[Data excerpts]
>> begin

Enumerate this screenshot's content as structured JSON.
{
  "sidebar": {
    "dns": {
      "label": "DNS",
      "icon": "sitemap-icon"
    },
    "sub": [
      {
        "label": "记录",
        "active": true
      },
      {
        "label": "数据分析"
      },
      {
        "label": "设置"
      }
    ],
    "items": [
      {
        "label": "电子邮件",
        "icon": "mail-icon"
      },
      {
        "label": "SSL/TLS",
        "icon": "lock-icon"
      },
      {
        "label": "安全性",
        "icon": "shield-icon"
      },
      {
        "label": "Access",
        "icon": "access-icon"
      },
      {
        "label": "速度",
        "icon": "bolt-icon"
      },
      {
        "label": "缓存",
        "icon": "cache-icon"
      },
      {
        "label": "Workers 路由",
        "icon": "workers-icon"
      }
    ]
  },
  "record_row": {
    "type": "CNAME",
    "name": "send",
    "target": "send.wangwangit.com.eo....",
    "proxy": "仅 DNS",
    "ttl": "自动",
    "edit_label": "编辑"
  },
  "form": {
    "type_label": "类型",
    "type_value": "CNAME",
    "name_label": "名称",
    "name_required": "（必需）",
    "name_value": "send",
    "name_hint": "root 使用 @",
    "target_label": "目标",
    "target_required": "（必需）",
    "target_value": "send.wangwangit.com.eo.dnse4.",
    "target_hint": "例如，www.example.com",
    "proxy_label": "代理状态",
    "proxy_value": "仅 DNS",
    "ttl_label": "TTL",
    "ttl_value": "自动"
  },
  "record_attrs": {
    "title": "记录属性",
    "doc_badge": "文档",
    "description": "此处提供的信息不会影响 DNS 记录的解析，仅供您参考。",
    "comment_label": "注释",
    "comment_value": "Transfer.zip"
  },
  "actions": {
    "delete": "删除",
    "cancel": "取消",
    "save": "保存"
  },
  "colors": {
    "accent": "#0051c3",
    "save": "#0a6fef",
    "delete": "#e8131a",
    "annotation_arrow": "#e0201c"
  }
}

>> end

Output each record precisely as given.

Enumerate this screenshot's content as structured JSON.
{
  "sidebar": {
    "dns": {
      "label": "DNS",
      "icon": "sitemap-icon"
    },
    "sub": [
      {
        "label": "记录",
        "active": true
      },
      {
        "label": "数据分析"
      },
      {
        "label": "设置"
      }
    ],
    "items": [
      {
        "label": "电子邮件",
        "icon": "mail-icon"
      },
      {
        "label": "SSL/TLS",
        "icon": "lock-icon"
      },
      {
        "label": "安全性",
        "icon": "shield-icon"
      },
      {
        "label": "Access",
        "icon": "access-icon"
      },
      {
        "label": "速度",
        "icon": "bolt-icon"
      },
      {
        "label": "缓存",
        "icon": "cache-icon"
      },
      {
        "label": "Workers 路由",
        "icon": "workers-icon"
      }
    ]
  },
  "record_row": {
    "type": "CNAME",
    "name": "send",
    "target": "send.wangwangit.com.eo....",
    "proxy": "仅 DNS",
    "ttl": "自动",
    "edit_label": "编辑"
  },
  "form": {
    "type_label": "类型",
    "type_value": "CNAME",
    "name_label": "名称",
    "name_required": "（必需）",
    "name_value": "send",
    "name_hint": "root 使用 @",
    "target_label": "目标",
    "target_required": "（必需）",
    "target_value": "send.wangwangit.com.eo.dnse4.",
    "target_hint": "例如，www.example.com",
    "proxy_label": "代理状态",
    "proxy_value": "仅 DNS",
    "ttl_label": "TTL",
    "ttl_value": "自动"
  },
  "record_attrs": {
    "title": "记录属性",
    "doc_badge": "文档",
    "description": "此处提供的信息不会影响 DNS 记录的解析，仅供您参考。",
    "comment_label": "注释",
    "comment_value": "Transfer.zip"
  },
  "actions": {
    "delete": "删除",
    "cancel": "取消",
    "save": "保存"
  },
  "colors": {
    "accent": "#0051c3",
    "save": "#0a6fef",
    "delete": "#e8131a",
    "annotation_arrow": "#e0201c"
  }
}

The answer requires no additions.